SHORT TASK
Repeat the records word for word, excluding any picture.

——————————

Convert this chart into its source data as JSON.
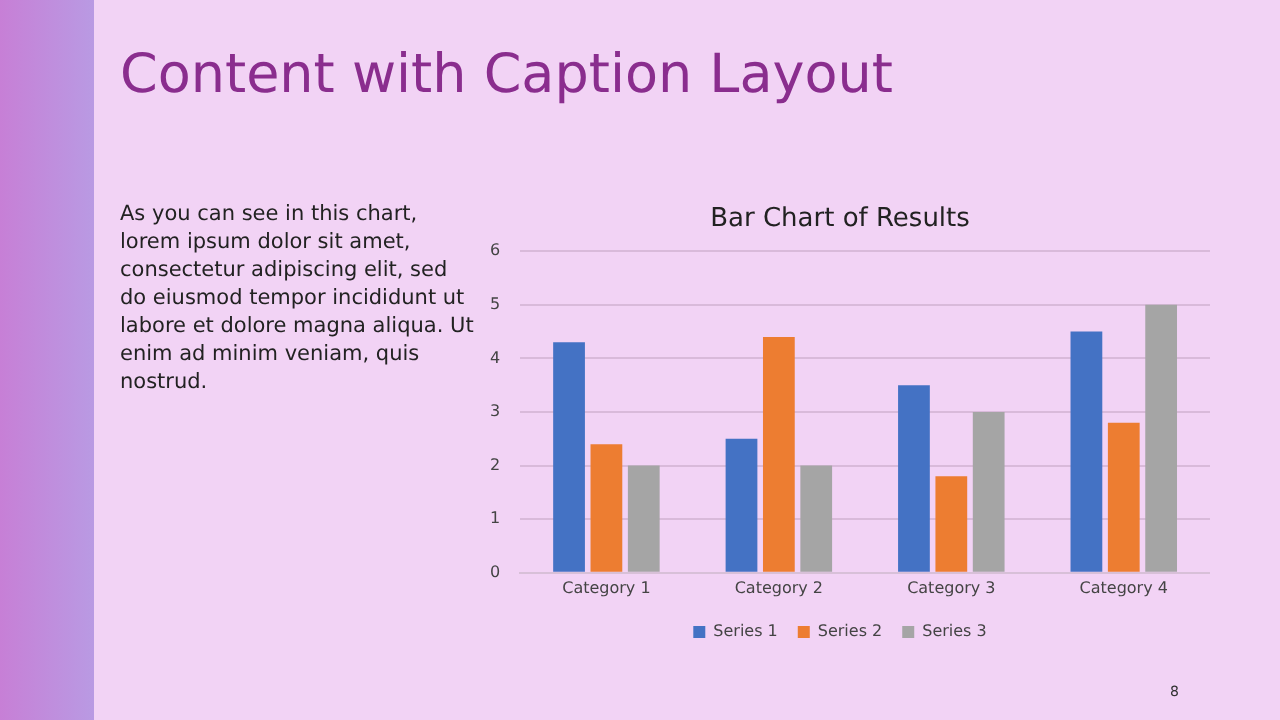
{
  "chart_data": {
    "type": "bar",
    "title": "Bar Chart of Results",
    "categories": [
      "Category 1",
      "Category 2",
      "Category 3",
      "Category 4"
    ],
    "series": [
      {
        "name": "Series 1",
        "color": "#4472c4",
        "values": [
          4.3,
          2.5,
          3.5,
          4.5
        ]
      },
      {
        "name": "Series 2",
        "color": "#ed7d31",
        "values": [
          2.4,
          4.4,
          1.8,
          2.8
        ]
      },
      {
        "name": "Series 3",
        "color": "#a5a5a5",
        "values": [
          2,
          2,
          3,
          5
        ]
      }
    ],
    "ylim": [
      0,
      6
    ],
    "yticks": [
      0,
      1,
      2,
      3,
      4,
      5,
      6
    ],
    "grid": "y",
    "legend": "bottom",
    "annotations": [
      "Content with Caption Layout",
      "As you can see in this chart, lorem ipsum dolor sit amet, consectetur adipiscing elit, sed do eiusmod tempor incididunt ut labore et dolore magna aliqua. Ut enim ad minim veniam, quis nostrud.",
      "8"
    ]
  }
}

——————————

SOLUTION TO THE EXERCISE
Convert this chart into its source data as JSON.
{
  "chart_data": {
    "type": "bar",
    "title": "Bar Chart of Results",
    "categories": [
      "Category 1",
      "Category 2",
      "Category 3",
      "Category 4"
    ],
    "series": [
      {
        "name": "Series 1",
        "color": "#4472c4",
        "values": [
          4.3,
          2.5,
          3.5,
          4.5
        ]
      },
      {
        "name": "Series 2",
        "color": "#ed7d31",
        "values": [
          2.4,
          4.4,
          1.8,
          2.8
        ]
      },
      {
        "name": "Series 3",
        "color": "#a5a5a5",
        "values": [
          2,
          2,
          3,
          5
        ]
      }
    ],
    "ylim": [
      0,
      6
    ],
    "yticks": [
      0,
      1,
      2,
      3,
      4,
      5,
      6
    ],
    "grid": "y",
    "legend": "bottom",
    "annotations": [
      "Content with Caption Layout",
      "As you can see in this chart, lorem ipsum dolor sit amet, consectetur adipiscing elit, sed do eiusmod tempor incididunt ut labore et dolore magna aliqua. Ut enim ad minim veniam, quis nostrud.",
      "8"
    ]
  }
}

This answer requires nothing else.